-- Start of STORED DATA --

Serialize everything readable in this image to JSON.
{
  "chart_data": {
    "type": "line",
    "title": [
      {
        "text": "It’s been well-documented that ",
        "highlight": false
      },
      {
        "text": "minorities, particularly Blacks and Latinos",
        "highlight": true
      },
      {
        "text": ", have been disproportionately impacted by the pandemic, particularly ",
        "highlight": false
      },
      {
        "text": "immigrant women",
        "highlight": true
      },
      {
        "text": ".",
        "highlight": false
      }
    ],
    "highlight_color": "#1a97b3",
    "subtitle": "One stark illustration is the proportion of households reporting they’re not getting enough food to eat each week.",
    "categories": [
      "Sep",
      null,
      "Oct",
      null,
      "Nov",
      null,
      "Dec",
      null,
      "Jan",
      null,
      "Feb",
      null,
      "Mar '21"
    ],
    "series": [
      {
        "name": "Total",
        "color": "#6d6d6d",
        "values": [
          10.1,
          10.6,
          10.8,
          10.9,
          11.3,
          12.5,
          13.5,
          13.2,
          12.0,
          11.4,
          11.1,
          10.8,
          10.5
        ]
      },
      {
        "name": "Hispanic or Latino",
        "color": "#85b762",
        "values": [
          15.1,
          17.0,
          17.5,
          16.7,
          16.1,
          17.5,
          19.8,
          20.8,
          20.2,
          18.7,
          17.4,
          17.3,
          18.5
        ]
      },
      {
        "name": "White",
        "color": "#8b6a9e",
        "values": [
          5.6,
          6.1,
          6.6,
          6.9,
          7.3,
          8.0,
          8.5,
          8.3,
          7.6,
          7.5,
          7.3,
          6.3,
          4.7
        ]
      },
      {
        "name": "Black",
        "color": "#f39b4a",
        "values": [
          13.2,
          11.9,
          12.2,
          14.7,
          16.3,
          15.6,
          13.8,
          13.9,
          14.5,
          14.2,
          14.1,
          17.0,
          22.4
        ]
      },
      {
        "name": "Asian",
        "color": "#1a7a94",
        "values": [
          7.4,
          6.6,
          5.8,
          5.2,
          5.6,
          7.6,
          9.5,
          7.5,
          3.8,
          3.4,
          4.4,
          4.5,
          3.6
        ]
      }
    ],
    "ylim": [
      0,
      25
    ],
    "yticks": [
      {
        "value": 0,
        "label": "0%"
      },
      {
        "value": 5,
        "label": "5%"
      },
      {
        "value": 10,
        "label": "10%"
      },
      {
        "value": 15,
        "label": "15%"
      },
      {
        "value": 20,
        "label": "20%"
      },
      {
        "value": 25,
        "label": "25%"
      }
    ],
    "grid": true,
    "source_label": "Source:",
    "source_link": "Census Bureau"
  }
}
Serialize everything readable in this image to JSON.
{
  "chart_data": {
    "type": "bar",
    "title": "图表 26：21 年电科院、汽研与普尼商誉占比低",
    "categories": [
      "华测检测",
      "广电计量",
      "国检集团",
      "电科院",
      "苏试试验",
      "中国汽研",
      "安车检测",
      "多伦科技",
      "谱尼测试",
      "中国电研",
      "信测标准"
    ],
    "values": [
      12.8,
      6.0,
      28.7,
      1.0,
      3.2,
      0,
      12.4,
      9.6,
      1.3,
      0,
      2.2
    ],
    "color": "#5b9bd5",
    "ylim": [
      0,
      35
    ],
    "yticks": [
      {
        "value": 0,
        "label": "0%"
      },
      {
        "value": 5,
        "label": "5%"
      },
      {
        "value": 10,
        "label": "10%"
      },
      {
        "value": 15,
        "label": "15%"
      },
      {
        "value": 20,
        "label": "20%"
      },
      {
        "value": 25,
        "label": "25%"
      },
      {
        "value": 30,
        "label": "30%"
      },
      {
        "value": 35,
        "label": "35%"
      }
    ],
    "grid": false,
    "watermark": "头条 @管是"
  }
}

-- End of STORED DATA --

[YOUR TASK] Pick out the lines containing the string "been" and show them.

[OUTPUT FOR THIS TASK]
        "text": "It’s been well-documented that ",
        "text": ", have been disproportionately impacted by the pandemic, particularly ",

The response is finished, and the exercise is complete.